* _To do_: Separate out the lines that hold "label".

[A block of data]
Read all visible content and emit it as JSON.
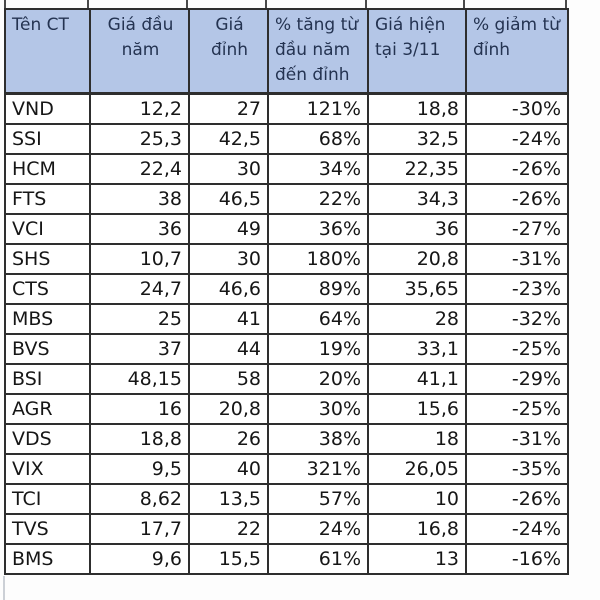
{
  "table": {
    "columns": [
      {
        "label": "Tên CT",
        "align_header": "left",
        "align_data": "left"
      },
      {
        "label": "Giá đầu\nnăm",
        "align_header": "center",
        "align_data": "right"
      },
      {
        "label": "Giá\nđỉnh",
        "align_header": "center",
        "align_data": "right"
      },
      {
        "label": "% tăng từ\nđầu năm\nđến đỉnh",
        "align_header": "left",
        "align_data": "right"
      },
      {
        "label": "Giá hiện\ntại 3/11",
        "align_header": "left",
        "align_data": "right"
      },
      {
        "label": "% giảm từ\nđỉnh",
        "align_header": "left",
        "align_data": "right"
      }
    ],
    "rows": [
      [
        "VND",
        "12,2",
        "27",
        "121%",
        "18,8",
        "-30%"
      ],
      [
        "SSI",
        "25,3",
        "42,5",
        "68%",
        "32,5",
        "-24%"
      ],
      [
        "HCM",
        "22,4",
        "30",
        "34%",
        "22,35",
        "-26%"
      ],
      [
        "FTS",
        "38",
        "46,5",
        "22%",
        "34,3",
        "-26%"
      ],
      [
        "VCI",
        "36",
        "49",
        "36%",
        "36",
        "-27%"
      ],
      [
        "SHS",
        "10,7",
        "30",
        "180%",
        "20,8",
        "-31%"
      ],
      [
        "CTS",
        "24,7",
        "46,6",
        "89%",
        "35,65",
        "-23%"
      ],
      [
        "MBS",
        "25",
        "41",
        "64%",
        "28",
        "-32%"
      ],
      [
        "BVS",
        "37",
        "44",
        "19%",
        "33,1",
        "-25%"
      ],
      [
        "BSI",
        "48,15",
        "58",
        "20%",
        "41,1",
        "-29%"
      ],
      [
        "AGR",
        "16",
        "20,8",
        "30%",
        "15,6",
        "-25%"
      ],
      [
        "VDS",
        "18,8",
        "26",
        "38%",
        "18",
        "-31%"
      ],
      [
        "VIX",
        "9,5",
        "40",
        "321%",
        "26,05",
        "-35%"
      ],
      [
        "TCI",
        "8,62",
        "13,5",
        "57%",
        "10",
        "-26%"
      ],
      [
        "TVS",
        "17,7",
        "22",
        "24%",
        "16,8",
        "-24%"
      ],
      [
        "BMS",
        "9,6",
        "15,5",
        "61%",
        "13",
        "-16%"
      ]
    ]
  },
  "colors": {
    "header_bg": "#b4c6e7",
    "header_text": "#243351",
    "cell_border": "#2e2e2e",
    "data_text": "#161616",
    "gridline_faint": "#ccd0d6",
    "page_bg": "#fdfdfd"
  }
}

* _Task solution_:
        "label": "Tên CT",
        "label": "Giá đầu\nnăm",
        "label": "Giá\nđỉnh",
        "label": "% tăng từ\nđầu năm\nđến đỉnh",
        "label": "Giá hiện\ntại 3/11",
        "label": "% giảm từ\nđỉnh",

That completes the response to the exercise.